:: Source data ::
_ _ _

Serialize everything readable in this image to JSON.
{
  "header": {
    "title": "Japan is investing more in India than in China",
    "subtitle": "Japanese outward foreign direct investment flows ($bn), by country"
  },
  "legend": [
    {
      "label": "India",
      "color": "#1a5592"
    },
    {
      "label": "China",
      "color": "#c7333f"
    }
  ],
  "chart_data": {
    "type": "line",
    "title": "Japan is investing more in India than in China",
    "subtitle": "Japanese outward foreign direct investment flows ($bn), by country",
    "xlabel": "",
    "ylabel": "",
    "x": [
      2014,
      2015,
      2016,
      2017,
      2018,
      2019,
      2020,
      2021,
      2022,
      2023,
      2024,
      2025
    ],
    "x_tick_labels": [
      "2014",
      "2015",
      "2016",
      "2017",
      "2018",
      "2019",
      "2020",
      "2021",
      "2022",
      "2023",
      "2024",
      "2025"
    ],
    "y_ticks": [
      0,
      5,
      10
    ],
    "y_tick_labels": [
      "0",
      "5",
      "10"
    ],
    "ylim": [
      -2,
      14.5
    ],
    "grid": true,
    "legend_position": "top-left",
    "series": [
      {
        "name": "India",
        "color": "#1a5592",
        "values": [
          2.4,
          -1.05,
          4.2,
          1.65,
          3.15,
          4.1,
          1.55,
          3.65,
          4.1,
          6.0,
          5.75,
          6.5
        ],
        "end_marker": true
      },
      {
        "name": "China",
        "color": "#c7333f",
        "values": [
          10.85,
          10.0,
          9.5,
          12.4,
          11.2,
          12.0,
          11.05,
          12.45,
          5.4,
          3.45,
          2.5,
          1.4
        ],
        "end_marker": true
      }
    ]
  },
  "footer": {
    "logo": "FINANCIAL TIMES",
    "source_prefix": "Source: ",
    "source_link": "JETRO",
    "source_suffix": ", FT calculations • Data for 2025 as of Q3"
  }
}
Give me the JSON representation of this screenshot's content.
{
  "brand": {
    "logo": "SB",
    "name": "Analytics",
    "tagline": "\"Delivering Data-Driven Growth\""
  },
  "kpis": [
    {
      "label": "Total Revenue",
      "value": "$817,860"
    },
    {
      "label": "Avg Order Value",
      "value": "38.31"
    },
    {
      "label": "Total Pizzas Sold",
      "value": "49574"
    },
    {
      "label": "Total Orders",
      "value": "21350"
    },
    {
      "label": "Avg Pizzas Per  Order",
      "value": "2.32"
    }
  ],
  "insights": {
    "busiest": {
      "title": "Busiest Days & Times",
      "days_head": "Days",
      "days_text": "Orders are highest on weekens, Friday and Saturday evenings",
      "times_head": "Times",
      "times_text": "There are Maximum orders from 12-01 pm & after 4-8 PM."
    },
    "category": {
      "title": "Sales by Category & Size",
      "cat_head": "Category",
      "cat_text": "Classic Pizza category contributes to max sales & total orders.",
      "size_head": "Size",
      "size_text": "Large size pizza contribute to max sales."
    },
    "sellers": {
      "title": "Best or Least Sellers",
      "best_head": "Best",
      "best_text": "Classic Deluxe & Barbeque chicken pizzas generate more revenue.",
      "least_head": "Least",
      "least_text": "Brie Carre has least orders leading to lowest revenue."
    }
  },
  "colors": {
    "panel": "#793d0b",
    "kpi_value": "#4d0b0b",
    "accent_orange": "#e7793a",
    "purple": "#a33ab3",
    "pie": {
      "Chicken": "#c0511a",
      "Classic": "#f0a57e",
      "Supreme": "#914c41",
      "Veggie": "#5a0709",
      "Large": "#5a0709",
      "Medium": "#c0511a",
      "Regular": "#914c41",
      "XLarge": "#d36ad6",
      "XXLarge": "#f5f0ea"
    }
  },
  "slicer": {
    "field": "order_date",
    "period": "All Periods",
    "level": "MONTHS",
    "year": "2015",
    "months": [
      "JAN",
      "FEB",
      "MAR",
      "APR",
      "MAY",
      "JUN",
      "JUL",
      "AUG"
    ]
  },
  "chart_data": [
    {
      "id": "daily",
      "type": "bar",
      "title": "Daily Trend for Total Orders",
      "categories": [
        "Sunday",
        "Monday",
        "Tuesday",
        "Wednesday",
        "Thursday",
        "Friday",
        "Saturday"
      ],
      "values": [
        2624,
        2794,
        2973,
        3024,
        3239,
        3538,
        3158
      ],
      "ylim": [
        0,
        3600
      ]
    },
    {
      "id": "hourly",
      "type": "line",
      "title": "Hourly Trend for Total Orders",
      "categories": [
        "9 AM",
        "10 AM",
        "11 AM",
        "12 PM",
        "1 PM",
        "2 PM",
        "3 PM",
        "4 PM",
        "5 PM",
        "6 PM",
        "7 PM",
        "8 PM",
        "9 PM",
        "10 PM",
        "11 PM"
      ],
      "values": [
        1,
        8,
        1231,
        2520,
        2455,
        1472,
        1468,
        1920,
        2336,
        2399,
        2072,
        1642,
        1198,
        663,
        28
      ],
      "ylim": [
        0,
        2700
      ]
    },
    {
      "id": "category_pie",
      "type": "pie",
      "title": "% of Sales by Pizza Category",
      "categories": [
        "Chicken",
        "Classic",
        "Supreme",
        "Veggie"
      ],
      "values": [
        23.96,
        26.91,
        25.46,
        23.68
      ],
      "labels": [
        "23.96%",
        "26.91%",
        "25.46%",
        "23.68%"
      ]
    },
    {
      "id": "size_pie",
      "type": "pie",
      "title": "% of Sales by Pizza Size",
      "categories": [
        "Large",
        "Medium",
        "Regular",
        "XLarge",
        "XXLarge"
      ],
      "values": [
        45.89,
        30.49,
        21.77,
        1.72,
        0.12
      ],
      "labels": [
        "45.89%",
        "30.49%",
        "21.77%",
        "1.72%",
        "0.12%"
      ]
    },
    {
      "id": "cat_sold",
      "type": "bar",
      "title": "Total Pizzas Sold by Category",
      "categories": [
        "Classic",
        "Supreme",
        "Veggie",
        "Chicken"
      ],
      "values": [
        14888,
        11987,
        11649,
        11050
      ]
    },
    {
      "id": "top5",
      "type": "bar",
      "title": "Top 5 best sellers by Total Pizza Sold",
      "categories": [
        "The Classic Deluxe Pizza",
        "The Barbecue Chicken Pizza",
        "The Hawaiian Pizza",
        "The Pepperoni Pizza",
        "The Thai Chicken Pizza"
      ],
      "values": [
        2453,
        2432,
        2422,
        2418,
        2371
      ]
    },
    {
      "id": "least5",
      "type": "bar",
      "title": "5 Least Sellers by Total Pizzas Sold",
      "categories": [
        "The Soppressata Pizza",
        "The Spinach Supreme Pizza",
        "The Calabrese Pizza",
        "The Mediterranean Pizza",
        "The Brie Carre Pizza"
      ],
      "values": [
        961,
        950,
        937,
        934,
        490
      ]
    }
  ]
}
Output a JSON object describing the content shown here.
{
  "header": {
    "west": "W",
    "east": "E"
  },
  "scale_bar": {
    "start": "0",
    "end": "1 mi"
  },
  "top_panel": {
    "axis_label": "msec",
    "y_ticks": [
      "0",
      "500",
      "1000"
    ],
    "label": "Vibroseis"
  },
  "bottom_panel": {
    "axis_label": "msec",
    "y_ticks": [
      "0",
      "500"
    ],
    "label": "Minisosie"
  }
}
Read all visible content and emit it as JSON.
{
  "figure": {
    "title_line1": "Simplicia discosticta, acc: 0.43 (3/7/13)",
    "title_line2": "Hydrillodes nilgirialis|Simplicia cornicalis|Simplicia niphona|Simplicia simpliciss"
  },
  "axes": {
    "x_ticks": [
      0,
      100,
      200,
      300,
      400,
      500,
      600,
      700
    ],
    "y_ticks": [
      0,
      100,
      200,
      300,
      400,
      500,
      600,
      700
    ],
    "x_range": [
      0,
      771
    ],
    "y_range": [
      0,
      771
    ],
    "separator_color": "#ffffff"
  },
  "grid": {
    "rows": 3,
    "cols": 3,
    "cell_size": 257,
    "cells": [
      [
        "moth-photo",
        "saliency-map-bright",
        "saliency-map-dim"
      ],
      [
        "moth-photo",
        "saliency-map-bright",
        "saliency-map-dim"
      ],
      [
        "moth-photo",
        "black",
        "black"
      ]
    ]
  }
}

_ _ _

:: Stated exercise ::
From the line containing "Output a JSON" through the final line of the listing above, retype every line exactly; leave out everything else.

:: Solution for this exercise ::
Output a JSON object describing the content shown here.
{
  "header": {
    "west": "W",
    "east": "E"
  },
  "scale_bar": {
    "start": "0",
    "end": "1 mi"
  },
  "top_panel": {
    "axis_label": "msec",
    "y_ticks": [
      "0",
      "500",
      "1000"
    ],
    "label": "Vibroseis"
  },
  "bottom_panel": {
    "axis_label": "msec",
    "y_ticks": [
      "0",
      "500"
    ],
    "label": "Minisosie"
  }
}
Read all visible content and emit it as JSON.
{
  "figure": {
    "title_line1": "Simplicia discosticta, acc: 0.43 (3/7/13)",
    "title_line2": "Hydrillodes nilgirialis|Simplicia cornicalis|Simplicia niphona|Simplicia simpliciss"
  },
  "axes": {
    "x_ticks": [
      0,
      100,
      200,
      300,
      400,
      500,
      600,
      700
    ],
    "y_ticks": [
      0,
      100,
      200,
      300,
      400,
      500,
      600,
      700
    ],
    "x_range": [
      0,
      771
    ],
    "y_range": [
      0,
      771
    ],
    "separator_color": "#ffffff"
  },
  "grid": {
    "rows": 3,
    "cols": 3,
    "cell_size": 257,
    "cells": [
      [
        "moth-photo",
        "saliency-map-bright",
        "saliency-map-dim"
      ],
      [
        "moth-photo",
        "saliency-map-bright",
        "saliency-map-dim"
      ],
      [
        "moth-photo",
        "black",
        "black"
      ]
    ]
  }
}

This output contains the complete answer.